Challenge: Exact reproduction is required for all entries.

━━━━━━━━━━━━━━━━━━━━━━━━━━━━━━

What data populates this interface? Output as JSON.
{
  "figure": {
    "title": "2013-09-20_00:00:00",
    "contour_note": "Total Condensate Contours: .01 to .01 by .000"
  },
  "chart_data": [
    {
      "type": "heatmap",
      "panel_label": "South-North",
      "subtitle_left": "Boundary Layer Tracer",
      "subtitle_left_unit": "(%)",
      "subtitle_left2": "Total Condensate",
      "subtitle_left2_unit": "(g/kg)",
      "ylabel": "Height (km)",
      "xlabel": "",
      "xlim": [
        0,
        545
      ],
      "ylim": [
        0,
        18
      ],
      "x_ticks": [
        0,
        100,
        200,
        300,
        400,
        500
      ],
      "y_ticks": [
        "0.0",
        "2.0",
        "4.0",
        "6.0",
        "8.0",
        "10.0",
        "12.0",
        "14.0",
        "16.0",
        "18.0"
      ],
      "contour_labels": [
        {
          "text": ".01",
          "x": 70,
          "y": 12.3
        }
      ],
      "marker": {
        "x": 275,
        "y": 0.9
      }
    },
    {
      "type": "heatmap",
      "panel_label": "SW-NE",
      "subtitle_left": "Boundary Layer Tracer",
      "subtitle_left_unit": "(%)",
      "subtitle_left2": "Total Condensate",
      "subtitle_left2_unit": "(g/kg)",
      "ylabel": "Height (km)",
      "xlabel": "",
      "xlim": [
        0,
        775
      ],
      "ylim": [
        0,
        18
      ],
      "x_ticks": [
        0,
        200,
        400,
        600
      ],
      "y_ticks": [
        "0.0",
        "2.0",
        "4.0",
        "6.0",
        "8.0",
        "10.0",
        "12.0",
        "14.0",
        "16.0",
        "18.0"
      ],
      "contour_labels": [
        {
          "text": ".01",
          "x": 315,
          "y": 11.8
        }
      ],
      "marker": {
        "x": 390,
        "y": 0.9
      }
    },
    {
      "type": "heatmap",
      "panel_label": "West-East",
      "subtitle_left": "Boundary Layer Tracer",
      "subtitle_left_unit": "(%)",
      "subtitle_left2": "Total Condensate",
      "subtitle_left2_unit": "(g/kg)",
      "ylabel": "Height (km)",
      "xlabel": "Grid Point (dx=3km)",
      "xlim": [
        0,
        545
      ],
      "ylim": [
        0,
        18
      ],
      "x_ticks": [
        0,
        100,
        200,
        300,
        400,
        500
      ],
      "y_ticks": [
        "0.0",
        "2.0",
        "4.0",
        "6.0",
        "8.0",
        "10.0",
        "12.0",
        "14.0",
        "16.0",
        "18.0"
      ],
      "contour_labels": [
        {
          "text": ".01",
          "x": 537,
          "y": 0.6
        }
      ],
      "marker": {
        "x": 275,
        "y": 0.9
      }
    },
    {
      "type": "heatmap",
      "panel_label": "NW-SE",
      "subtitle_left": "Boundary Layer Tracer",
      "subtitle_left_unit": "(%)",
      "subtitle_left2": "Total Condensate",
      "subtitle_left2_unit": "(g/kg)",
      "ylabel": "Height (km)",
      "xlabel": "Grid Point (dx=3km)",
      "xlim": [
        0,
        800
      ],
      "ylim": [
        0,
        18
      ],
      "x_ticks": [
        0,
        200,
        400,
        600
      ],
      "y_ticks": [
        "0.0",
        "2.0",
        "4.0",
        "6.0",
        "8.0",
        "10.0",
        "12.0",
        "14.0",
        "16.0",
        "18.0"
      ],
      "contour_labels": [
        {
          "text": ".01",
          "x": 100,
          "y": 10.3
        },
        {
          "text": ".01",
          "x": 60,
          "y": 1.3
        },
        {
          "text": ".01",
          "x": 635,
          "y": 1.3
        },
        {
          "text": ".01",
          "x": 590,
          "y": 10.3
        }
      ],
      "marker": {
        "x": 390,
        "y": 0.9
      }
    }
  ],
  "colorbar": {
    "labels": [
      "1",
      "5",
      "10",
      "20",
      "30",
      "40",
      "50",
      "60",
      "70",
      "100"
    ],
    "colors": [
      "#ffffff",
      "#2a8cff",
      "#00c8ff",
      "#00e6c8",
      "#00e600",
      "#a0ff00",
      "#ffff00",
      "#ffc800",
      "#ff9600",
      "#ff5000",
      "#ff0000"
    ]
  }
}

━━━━━━━━━━━━━━━━━━━━━━━━━━━━━━

Reply:
What data populates this interface? Output as JSON.
{
  "figure": {
    "title": "2013-09-20_00:00:00",
    "contour_note": "Total Condensate Contours: .01 to .01 by .000"
  },
  "chart_data": [
    {
      "type": "heatmap",
      "panel_label": "South-North",
      "subtitle_left": "Boundary Layer Tracer",
      "subtitle_left_unit": "(%)",
      "subtitle_left2": "Total Condensate",
      "subtitle_left2_unit": "(g/kg)",
      "ylabel": "Height (km)",
      "xlabel": "",
      "xlim": [
        0,
        545
      ],
      "ylim": [
        0,
        18
      ],
      "x_ticks": [
        0,
        100,
        200,
        300,
        400,
        500
      ],
      "y_ticks": [
        "0.0",
        "2.0",
        "4.0",
        "6.0",
        "8.0",
        "10.0",
        "12.0",
        "14.0",
        "16.0",
        "18.0"
      ],
      "contour_labels": [
        {
          "text": ".01",
          "x": 70,
          "y": 12.3
        }
      ],
      "marker": {
        "x": 275,
        "y": 0.9
      }
    },
    {
      "type": "heatmap",
      "panel_label": "SW-NE",
      "subtitle_left": "Boundary Layer Tracer",
      "subtitle_left_unit": "(%)",
      "subtitle_left2": "Total Condensate",
      "subtitle_left2_unit": "(g/kg)",
      "ylabel": "Height (km)",
      "xlabel": "",
      "xlim": [
        0,
        775
      ],
      "ylim": [
        0,
        18
      ],
      "x_ticks": [
        0,
        200,
        400,
        600
      ],
      "y_ticks": [
        "0.0",
        "2.0",
        "4.0",
        "6.0",
        "8.0",
        "10.0",
        "12.0",
        "14.0",
        "16.0",
        "18.0"
      ],
      "contour_labels": [
        {
          "text": ".01",
          "x": 315,
          "y": 11.8
        }
      ],
      "marker": {
        "x": 390,
        "y": 0.9
      }
    },
    {
      "type": "heatmap",
      "panel_label": "West-East",
      "subtitle_left": "Boundary Layer Tracer",
      "subtitle_left_unit": "(%)",
      "subtitle_left2": "Total Condensate",
      "subtitle_left2_unit": "(g/kg)",
      "ylabel": "Height (km)",
      "xlabel": "Grid Point (dx=3km)",
      "xlim": [
        0,
        545
      ],
      "ylim": [
        0,
        18
      ],
      "x_ticks": [
        0,
        100,
        200,
        300,
        400,
        500
      ],
      "y_ticks": [
        "0.0",
        "2.0",
        "4.0",
        "6.0",
        "8.0",
        "10.0",
        "12.0",
        "14.0",
        "16.0",
        "18.0"
      ],
      "contour_labels": [
        {
          "text": ".01",
          "x": 537,
          "y": 0.6
        }
      ],
      "marker": {
        "x": 275,
        "y": 0.9
      }
    },
    {
      "type": "heatmap",
      "panel_label": "NW-SE",
      "subtitle_left": "Boundary Layer Tracer",
      "subtitle_left_unit": "(%)",
      "subtitle_left2": "Total Condensate",
      "subtitle_left2_unit": "(g/kg)",
      "ylabel": "Height (km)",
      "xlabel": "Grid Point (dx=3km)",
      "xlim": [
        0,
        800
      ],
      "ylim": [
        0,
        18
      ],
      "x_ticks": [
        0,
        200,
        400,
        600
      ],
      "y_ticks": [
        "0.0",
        "2.0",
        "4.0",
        "6.0",
        "8.0",
        "10.0",
        "12.0",
        "14.0",
        "16.0",
        "18.0"
      ],
      "contour_labels": [
        {
          "text": ".01",
          "x": 100,
          "y": 10.3
        },
        {
          "text": ".01",
          "x": 60,
          "y": 1.3
        },
        {
          "text": ".01",
          "x": 635,
          "y": 1.3
        },
        {
          "text": ".01",
          "x": 590,
          "y": 10.3
        }
      ],
      "marker": {
        "x": 390,
        "y": 0.9
      }
    }
  ],
  "colorbar": {
    "labels": [
      "1",
      "5",
      "10",
      "20",
      "30",
      "40",
      "50",
      "60",
      "70",
      "100"
    ],
    "colors": [
      "#ffffff",
      "#2a8cff",
      "#00c8ff",
      "#00e6c8",
      "#00e600",
      "#a0ff00",
      "#ffff00",
      "#ffc800",
      "#ff9600",
      "#ff5000",
      "#ff0000"
    ]
  }
}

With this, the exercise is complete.